▸ Task:
Which lines in the records below contain the word "triangle"? Copy each of them.

▸ Records for the exercise:
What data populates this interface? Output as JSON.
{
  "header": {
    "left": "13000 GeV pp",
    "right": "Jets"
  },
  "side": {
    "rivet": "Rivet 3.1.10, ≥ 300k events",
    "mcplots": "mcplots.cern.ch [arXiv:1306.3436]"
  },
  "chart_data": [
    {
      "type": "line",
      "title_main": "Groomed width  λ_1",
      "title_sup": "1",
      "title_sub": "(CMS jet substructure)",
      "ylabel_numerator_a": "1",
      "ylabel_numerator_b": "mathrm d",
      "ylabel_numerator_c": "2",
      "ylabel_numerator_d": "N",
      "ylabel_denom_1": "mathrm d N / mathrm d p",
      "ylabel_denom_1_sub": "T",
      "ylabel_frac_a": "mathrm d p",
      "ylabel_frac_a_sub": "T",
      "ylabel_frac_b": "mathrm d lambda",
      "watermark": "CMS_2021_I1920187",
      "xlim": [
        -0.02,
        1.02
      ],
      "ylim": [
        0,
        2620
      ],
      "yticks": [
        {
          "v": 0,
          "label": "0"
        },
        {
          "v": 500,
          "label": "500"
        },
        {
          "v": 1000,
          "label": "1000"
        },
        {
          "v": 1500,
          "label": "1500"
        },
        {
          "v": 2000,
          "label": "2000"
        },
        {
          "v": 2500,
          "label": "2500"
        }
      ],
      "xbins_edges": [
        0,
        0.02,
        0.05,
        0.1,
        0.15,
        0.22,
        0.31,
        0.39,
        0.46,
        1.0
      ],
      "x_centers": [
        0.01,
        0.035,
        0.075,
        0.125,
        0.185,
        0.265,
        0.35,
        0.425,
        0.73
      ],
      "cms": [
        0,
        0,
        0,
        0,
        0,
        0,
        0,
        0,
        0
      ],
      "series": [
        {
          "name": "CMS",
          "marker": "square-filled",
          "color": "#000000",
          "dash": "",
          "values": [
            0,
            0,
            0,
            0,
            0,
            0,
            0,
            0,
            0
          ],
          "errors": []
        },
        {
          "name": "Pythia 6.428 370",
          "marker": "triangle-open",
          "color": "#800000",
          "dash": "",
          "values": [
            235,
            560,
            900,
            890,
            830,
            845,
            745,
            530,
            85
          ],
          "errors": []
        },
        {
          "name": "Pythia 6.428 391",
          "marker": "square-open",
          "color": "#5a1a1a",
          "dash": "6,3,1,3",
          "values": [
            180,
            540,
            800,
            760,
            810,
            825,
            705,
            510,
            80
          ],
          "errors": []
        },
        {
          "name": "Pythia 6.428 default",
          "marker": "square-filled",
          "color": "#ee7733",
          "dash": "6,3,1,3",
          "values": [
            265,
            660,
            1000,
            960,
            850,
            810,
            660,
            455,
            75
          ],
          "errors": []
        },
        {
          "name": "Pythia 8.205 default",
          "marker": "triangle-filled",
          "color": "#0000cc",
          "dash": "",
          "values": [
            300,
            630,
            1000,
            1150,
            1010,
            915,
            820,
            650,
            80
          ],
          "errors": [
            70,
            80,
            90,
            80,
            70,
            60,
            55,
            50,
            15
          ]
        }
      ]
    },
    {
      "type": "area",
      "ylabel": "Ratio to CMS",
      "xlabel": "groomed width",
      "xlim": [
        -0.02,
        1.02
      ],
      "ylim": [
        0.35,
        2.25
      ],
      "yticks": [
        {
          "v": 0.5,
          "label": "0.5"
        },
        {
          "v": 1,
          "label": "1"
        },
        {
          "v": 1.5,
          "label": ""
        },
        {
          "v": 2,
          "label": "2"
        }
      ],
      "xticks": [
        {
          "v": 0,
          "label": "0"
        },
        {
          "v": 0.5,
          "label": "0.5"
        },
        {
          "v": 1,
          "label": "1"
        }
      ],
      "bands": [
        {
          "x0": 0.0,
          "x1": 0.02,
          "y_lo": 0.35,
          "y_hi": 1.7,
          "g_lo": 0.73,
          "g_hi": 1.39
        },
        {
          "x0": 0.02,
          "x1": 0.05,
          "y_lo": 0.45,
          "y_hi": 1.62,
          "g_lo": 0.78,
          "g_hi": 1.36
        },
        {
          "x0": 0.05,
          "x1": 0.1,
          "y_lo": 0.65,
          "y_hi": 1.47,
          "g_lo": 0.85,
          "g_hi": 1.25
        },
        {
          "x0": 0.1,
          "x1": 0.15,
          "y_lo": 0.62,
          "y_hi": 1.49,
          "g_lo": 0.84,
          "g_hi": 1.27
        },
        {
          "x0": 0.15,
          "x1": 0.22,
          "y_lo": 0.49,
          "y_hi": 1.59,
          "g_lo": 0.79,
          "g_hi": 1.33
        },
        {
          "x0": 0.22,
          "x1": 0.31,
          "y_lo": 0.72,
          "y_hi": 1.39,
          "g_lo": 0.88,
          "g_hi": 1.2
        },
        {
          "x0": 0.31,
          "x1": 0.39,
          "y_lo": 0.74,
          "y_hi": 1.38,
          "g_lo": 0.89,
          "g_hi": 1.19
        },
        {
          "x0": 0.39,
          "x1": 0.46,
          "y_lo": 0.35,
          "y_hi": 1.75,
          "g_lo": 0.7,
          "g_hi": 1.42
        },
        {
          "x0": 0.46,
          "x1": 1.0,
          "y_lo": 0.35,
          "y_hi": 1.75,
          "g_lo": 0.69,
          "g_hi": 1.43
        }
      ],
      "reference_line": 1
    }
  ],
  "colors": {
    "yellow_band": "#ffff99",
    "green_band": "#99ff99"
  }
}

▸ Answer:
          "marker": "triangle-open",
          "marker": "triangle-filled",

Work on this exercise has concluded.